:: What to produce ::
Send back the records in full, character for character.

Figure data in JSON

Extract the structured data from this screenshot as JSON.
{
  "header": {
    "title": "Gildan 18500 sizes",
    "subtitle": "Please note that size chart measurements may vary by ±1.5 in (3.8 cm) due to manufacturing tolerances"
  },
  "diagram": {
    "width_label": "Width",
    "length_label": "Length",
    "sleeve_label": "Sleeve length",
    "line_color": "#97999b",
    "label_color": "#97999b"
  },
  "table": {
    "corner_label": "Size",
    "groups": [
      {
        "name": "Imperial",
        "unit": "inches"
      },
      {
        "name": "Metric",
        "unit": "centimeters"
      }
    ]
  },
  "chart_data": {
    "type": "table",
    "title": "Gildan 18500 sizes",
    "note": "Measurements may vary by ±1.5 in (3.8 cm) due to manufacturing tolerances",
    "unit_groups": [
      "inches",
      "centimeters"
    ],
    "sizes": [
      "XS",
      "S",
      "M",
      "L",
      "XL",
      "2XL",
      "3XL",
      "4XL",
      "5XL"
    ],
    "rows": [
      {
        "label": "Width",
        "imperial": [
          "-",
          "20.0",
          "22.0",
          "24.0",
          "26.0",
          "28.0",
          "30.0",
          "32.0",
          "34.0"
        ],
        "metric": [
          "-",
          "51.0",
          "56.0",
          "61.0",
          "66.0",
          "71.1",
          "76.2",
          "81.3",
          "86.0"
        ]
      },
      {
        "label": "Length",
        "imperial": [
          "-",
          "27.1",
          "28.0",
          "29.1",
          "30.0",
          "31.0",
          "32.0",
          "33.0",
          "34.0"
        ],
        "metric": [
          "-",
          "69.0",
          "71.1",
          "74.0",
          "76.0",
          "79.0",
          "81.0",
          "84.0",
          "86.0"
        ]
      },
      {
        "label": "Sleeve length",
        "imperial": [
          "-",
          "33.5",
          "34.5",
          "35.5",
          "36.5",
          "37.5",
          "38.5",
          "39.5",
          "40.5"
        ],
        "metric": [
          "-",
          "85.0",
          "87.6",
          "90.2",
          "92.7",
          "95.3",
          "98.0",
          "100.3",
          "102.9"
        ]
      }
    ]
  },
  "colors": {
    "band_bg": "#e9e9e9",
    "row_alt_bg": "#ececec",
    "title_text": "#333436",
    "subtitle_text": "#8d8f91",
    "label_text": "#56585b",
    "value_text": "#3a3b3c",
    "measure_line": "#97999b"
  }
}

:: Response to the exercise ::
Extract the structured data from this screenshot as JSON.
{
  "header": {
    "title": "Gildan 18500 sizes",
    "subtitle": "Please note that size chart measurements may vary by ±1.5 in (3.8 cm) due to manufacturing tolerances"
  },
  "diagram": {
    "width_label": "Width",
    "length_label": "Length",
    "sleeve_label": "Sleeve length",
    "line_color": "#97999b",
    "label_color": "#97999b"
  },
  "table": {
    "corner_label": "Size",
    "groups": [
      {
        "name": "Imperial",
        "unit": "inches"
      },
      {
        "name": "Metric",
        "unit": "centimeters"
      }
    ]
  },
  "chart_data": {
    "type": "table",
    "title": "Gildan 18500 sizes",
    "note": "Measurements may vary by ±1.5 in (3.8 cm) due to manufacturing tolerances",
    "unit_groups": [
      "inches",
      "centimeters"
    ],
    "sizes": [
      "XS",
      "S",
      "M",
      "L",
      "XL",
      "2XL",
      "3XL",
      "4XL",
      "5XL"
    ],
    "rows": [
      {
        "label": "Width",
        "imperial": [
          "-",
          "20.0",
          "22.0",
          "24.0",
          "26.0",
          "28.0",
          "30.0",
          "32.0",
          "34.0"
        ],
        "metric": [
          "-",
          "51.0",
          "56.0",
          "61.0",
          "66.0",
          "71.1",
          "76.2",
          "81.3",
          "86.0"
        ]
      },
      {
        "label": "Length",
        "imperial": [
          "-",
          "27.1",
          "28.0",
          "29.1",
          "30.0",
          "31.0",
          "32.0",
          "33.0",
          "34.0"
        ],
        "metric": [
          "-",
          "69.0",
          "71.1",
          "74.0",
          "76.0",
          "79.0",
          "81.0",
          "84.0",
          "86.0"
        ]
      },
      {
        "label": "Sleeve length",
        "imperial": [
          "-",
          "33.5",
          "34.5",
          "35.5",
          "36.5",
          "37.5",
          "38.5",
          "39.5",
          "40.5"
        ],
        "metric": [
          "-",
          "85.0",
          "87.6",
          "90.2",
          "92.7",
          "95.3",
          "98.0",
          "100.3",
          "102.9"
        ]
      }
    ]
  },
  "colors": {
    "band_bg": "#e9e9e9",
    "row_alt_bg": "#ececec",
    "title_text": "#333436",
    "subtitle_text": "#8d8f91",
    "label_text": "#56585b",
    "value_text": "#3a3b3c",
    "measure_line": "#97999b"
  }
}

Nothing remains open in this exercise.